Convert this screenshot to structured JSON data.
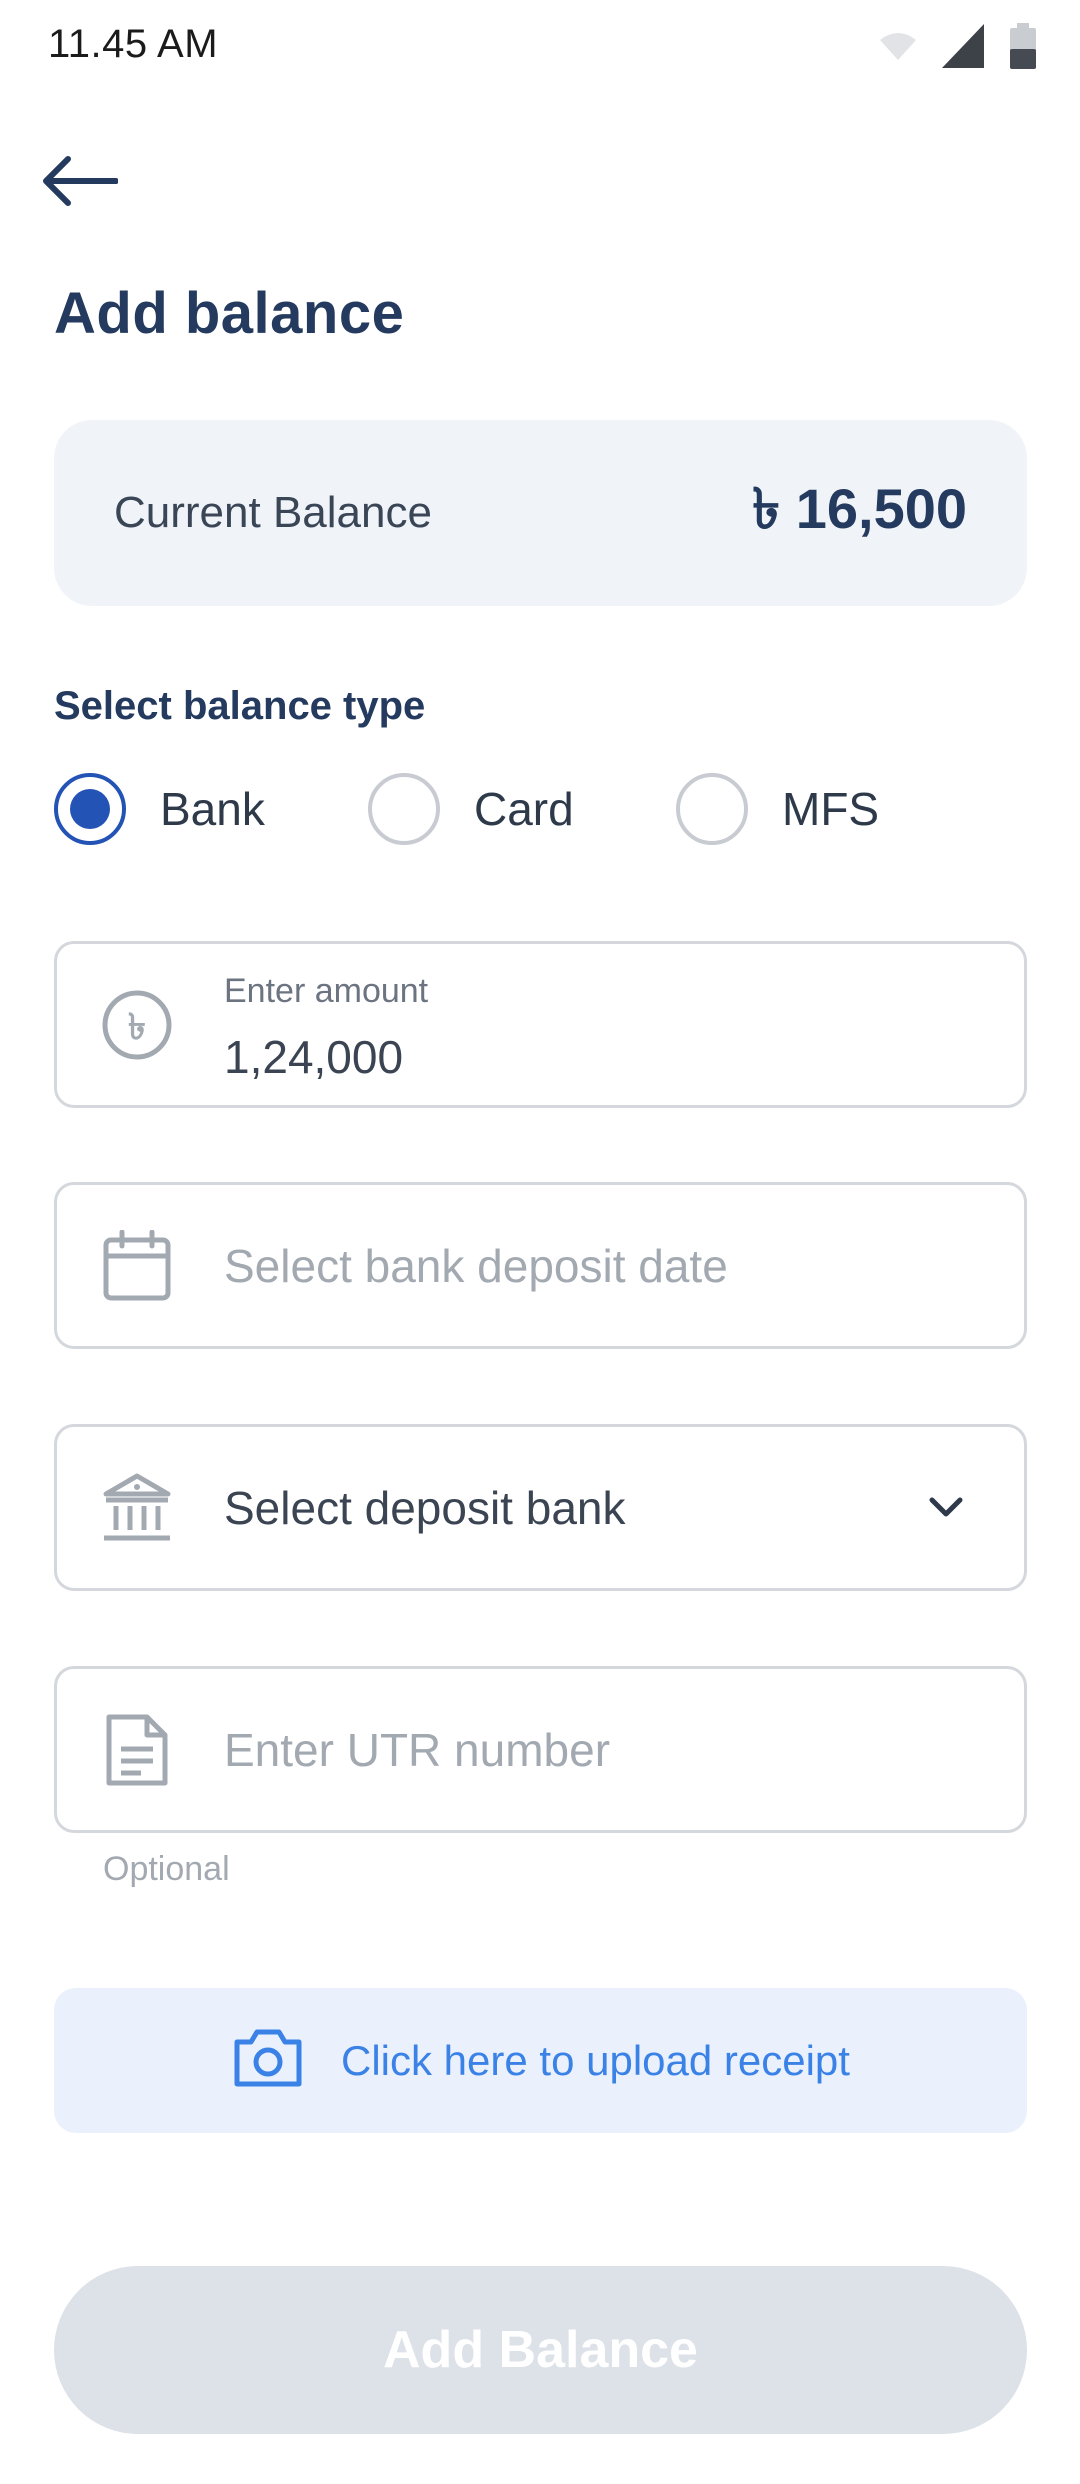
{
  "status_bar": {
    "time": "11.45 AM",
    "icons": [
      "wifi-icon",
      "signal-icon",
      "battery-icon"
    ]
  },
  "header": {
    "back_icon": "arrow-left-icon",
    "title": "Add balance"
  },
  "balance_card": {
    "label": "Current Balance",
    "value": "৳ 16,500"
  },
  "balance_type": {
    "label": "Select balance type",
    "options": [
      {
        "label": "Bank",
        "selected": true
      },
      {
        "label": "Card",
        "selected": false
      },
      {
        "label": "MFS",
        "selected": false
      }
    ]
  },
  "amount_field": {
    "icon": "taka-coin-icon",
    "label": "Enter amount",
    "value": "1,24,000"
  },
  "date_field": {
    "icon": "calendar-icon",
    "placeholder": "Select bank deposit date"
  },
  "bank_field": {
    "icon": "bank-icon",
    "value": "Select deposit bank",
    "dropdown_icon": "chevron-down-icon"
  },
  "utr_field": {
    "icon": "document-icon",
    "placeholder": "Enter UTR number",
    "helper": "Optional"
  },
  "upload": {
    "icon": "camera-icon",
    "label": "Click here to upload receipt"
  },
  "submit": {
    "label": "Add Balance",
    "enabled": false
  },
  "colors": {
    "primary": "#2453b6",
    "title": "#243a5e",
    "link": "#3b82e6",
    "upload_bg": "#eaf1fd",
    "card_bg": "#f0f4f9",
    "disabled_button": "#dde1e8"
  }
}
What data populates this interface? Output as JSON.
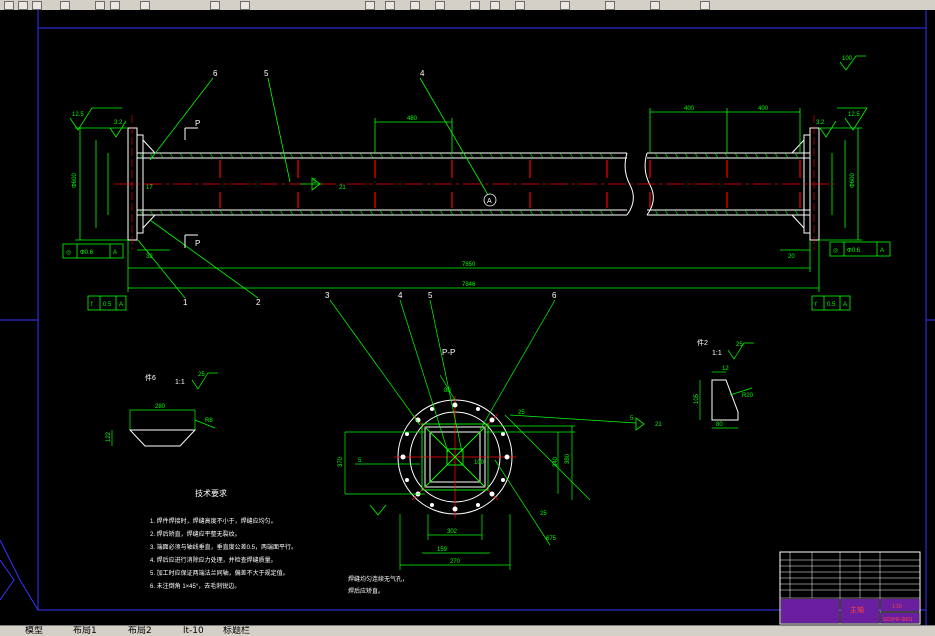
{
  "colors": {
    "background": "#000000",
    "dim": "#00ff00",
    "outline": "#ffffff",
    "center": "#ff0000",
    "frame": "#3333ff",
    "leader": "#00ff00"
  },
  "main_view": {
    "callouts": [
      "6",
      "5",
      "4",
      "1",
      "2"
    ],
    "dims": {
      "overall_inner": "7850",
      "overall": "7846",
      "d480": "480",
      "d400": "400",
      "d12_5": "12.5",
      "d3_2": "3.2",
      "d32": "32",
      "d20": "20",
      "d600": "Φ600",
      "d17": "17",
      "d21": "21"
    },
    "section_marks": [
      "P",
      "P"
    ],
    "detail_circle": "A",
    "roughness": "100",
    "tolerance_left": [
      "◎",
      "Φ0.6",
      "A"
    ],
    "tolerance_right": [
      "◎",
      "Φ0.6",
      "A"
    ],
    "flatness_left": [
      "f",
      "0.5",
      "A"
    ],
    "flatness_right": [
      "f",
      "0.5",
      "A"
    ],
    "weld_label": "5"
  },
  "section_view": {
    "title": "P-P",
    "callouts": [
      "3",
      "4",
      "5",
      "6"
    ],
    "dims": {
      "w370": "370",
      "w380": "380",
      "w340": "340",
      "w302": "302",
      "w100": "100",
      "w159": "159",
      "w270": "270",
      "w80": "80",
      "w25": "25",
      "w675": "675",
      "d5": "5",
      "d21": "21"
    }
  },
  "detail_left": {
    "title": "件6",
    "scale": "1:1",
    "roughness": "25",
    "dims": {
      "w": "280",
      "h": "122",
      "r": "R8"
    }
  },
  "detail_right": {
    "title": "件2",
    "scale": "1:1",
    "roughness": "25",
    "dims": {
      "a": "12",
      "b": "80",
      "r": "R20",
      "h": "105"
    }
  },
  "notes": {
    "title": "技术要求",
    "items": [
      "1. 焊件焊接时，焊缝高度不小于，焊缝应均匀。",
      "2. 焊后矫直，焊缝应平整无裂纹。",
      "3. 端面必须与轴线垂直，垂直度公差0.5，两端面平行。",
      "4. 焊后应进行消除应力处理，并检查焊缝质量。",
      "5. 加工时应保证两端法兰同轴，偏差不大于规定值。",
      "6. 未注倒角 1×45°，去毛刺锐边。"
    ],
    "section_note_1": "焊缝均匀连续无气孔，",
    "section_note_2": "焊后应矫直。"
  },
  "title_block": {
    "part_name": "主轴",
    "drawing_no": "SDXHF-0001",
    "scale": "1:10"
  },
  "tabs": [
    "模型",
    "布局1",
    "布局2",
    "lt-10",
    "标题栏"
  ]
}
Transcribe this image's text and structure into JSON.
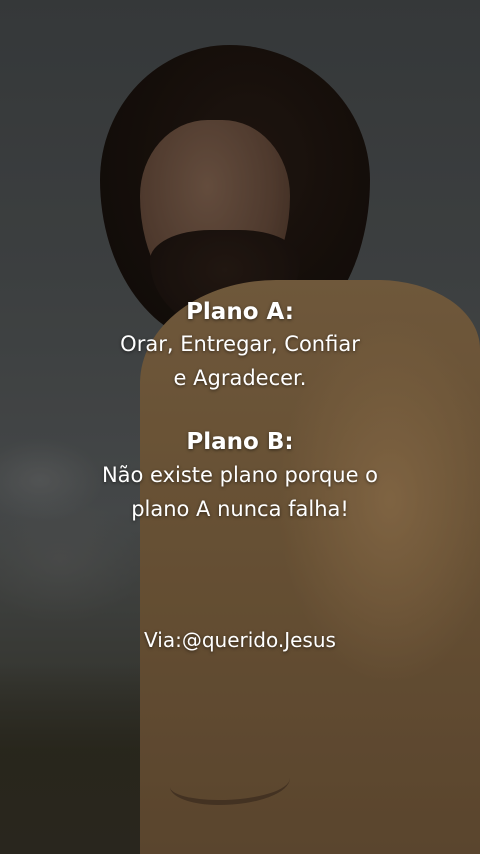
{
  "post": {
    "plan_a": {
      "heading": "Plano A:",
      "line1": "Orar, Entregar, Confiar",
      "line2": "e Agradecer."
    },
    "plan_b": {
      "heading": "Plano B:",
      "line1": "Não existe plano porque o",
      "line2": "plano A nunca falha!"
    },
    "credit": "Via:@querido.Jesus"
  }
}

▶ Required task
Leave out the pictures and restate everything else word for word.

▶ Full solution
Convert this screenshot to structured JSON data.
{
  "status_bar": {
    "time": "11.45 AM",
    "icons": [
      "wifi-icon",
      "signal-icon",
      "battery-icon"
    ]
  },
  "header": {
    "back_icon": "arrow-left-icon",
    "title": "Add balance"
  },
  "balance_card": {
    "label": "Current Balance",
    "value": "৳ 16,500"
  },
  "balance_type": {
    "label": "Select balance type",
    "options": [
      {
        "label": "Bank",
        "selected": true
      },
      {
        "label": "Card",
        "selected": false
      },
      {
        "label": "MFS",
        "selected": false
      }
    ]
  },
  "amount_field": {
    "icon": "taka-coin-icon",
    "label": "Enter amount",
    "value": "1,24,000"
  },
  "date_field": {
    "icon": "calendar-icon",
    "placeholder": "Select bank deposit date"
  },
  "bank_field": {
    "icon": "bank-icon",
    "value": "Select deposit bank",
    "dropdown_icon": "chevron-down-icon"
  },
  "utr_field": {
    "icon": "document-icon",
    "placeholder": "Enter UTR number",
    "helper": "Optional"
  },
  "upload": {
    "icon": "camera-icon",
    "label": "Click here to upload receipt"
  },
  "submit": {
    "label": "Add Balance",
    "enabled": false
  },
  "colors": {
    "primary": "#2453b6",
    "title": "#243a5e",
    "link": "#3b82e6",
    "upload_bg": "#eaf1fd",
    "card_bg": "#f0f4f9",
    "disabled_button": "#dde1e8"
  }
}
What data populates this interface? Output as JSON.
{
  "colors": {
    "background": "#000000",
    "dim": "#00ff00",
    "outline": "#ffffff",
    "center": "#ff0000",
    "frame": "#3333ff",
    "leader": "#00ff00"
  },
  "main_view": {
    "callouts": [
      "6",
      "5",
      "4",
      "1",
      "2"
    ],
    "dims": {
      "overall_inner": "7850",
      "overall": "7846",
      "d480": "480",
      "d400": "400",
      "d12_5": "12.5",
      "d3_2": "3.2",
      "d32": "32",
      "d20": "20",
      "d600": "Φ600",
      "d17": "17",
      "d21": "21"
    },
    "section_marks": [
      "P",
      "P"
    ],
    "detail_circle": "A",
    "roughness": "100",
    "tolerance_left": [
      "◎",
      "Φ0.6",
      "A"
    ],
    "tolerance_right": [
      "◎",
      "Φ0.6",
      "A"
    ],
    "flatness_left": [
      "f",
      "0.5",
      "A"
    ],
    "flatness_right": [
      "f",
      "0.5",
      "A"
    ],
    "weld_label": "5"
  },
  "section_view": {
    "title": "P-P",
    "callouts": [
      "3",
      "4",
      "5",
      "6"
    ],
    "dims": {
      "w370": "370",
      "w380": "380",
      "w340": "340",
      "w302": "302",
      "w100": "100",
      "w159": "159",
      "w270": "270",
      "w80": "80",
      "w25": "25",
      "w675": "675",
      "d5": "5",
      "d21": "21"
    }
  },
  "detail_left": {
    "title": "件6",
    "scale": "1:1",
    "roughness": "25",
    "dims": {
      "w": "280",
      "h": "122",
      "r": "R8"
    }
  },
  "detail_right": {
    "title": "件2",
    "scale": "1:1",
    "roughness": "25",
    "dims": {
      "a": "12",
      "b": "80",
      "r": "R20",
      "h": "105"
    }
  },
  "notes": {
    "title": "技术要求",
    "items": [
      "1. 焊件焊接时，焊缝高度不小于，焊缝应均匀。",
      "2. 焊后矫直，焊缝应平整无裂纹。",
      "3. 端面必须与轴线垂直，垂直度公差0.5，两端面平行。",
      "4. 焊后应进行消除应力处理，并检查焊缝质量。",
      "5. 加工时应保证两端法兰同轴，偏差不大于规定值。",
      "6. 未注倒角 1×45°，去毛刺锐边。"
    ],
    "section_note_1": "焊缝均匀连续无气孔，",
    "section_note_2": "焊后应矫直。"
  },
  "title_block": {
    "part_name": "主轴",
    "drawing_no": "SDXHF-0001",
    "scale": "1:10"
  },
  "tabs": [
    "模型",
    "布局1",
    "布局2",
    "lt-10",
    "标题栏"
  ]
}
Transcribe this image's text and structure into JSON.
{
  "post": {
    "plan_a": {
      "heading": "Plano A:",
      "line1": "Orar, Entregar, Confiar",
      "line2": "e Agradecer."
    },
    "plan_b": {
      "heading": "Plano B:",
      "line1": "Não existe plano porque o",
      "line2": "plano A nunca falha!"
    },
    "credit": "Via:@querido.Jesus"
  }
}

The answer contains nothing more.